▶ Data provided:

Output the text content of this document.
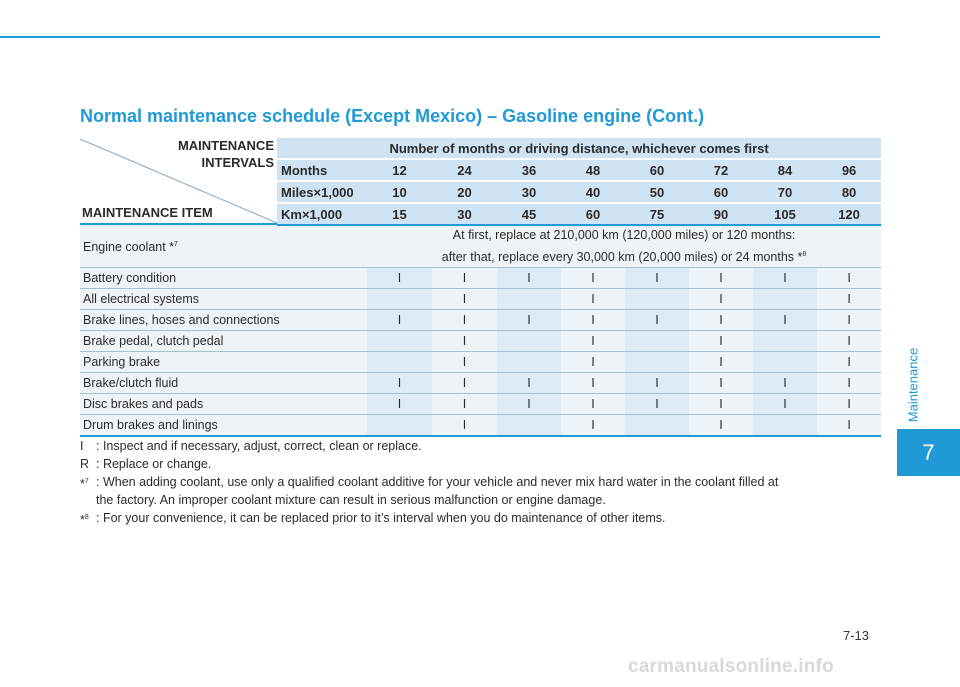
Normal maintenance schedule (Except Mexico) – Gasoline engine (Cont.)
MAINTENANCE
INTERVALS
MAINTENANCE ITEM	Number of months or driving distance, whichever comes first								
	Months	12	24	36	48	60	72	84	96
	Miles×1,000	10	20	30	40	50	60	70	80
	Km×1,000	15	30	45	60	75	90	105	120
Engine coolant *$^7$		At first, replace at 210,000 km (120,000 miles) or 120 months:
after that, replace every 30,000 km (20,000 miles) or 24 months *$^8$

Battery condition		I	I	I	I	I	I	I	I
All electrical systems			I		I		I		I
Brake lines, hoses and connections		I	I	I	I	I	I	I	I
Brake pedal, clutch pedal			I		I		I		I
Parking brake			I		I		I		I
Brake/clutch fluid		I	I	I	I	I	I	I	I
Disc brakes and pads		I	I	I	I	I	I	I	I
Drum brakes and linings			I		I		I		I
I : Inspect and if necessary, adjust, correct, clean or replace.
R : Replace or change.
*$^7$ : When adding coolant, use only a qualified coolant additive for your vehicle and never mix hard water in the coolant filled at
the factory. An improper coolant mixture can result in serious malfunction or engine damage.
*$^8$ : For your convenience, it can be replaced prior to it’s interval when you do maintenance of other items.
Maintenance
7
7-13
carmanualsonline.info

--

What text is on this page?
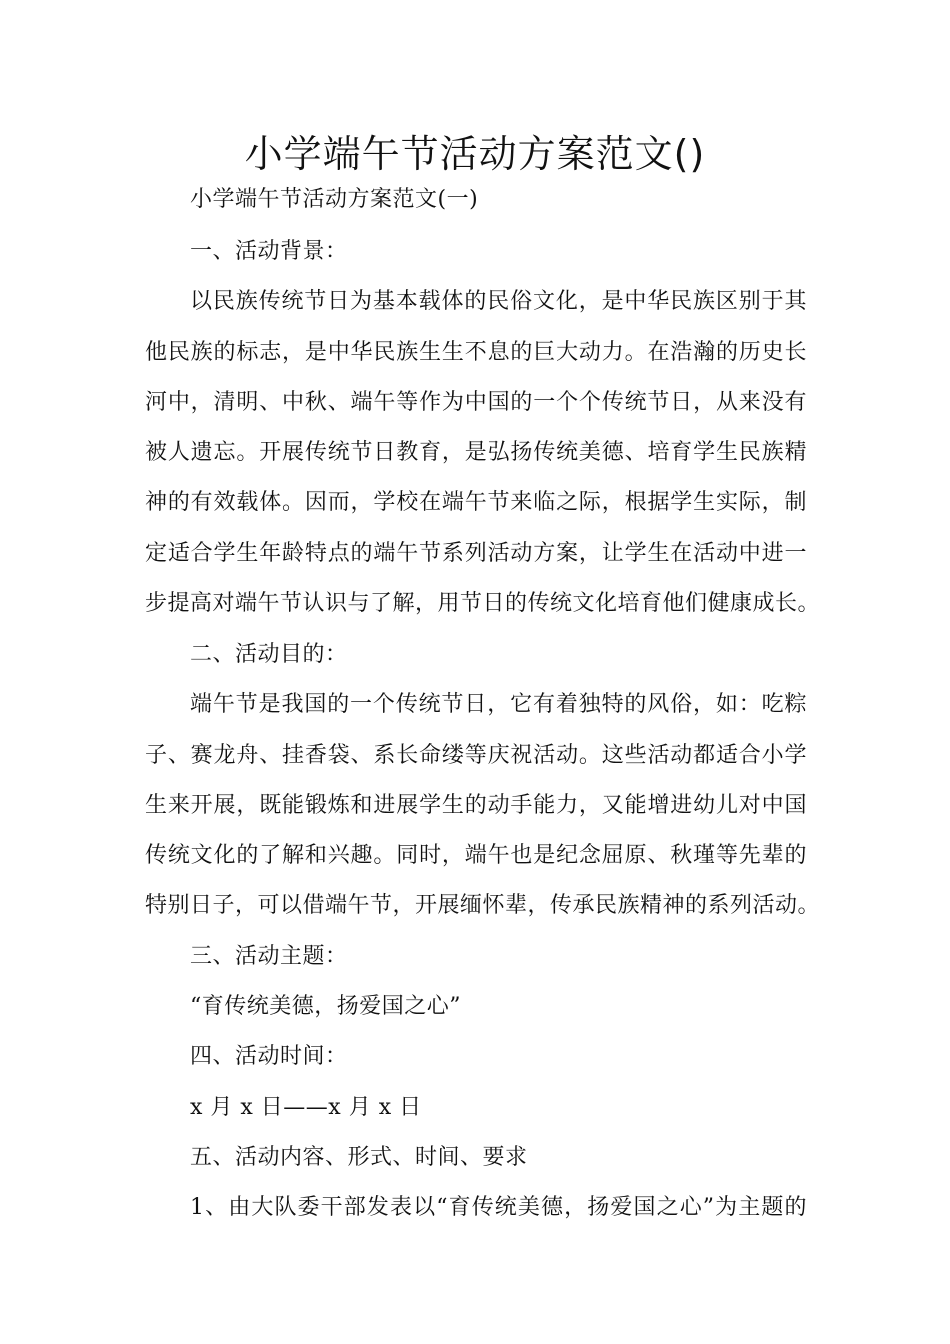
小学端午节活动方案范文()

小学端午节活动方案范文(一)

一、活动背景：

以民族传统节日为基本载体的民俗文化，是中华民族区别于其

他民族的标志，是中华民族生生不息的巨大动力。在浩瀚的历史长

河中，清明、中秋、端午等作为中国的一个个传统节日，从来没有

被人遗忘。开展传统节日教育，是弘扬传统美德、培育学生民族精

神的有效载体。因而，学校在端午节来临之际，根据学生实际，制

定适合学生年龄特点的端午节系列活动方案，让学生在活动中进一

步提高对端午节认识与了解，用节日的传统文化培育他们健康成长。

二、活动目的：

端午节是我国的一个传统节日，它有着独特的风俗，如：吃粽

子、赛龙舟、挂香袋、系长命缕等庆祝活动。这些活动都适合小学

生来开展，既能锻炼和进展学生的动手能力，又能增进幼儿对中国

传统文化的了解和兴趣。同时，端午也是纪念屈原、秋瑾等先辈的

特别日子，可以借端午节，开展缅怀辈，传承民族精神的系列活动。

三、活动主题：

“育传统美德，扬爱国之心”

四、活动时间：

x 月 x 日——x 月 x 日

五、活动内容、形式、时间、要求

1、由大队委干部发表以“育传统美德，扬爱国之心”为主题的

▶ Task objective:
Lines holding the word "扬爱国之心" in the entries above are the ones to pull out. Copy them all.

▶ Response below:
“育传统美德，扬爱国之心”
1、由大队委干部发表以“育传统美德，扬爱国之心”为主题的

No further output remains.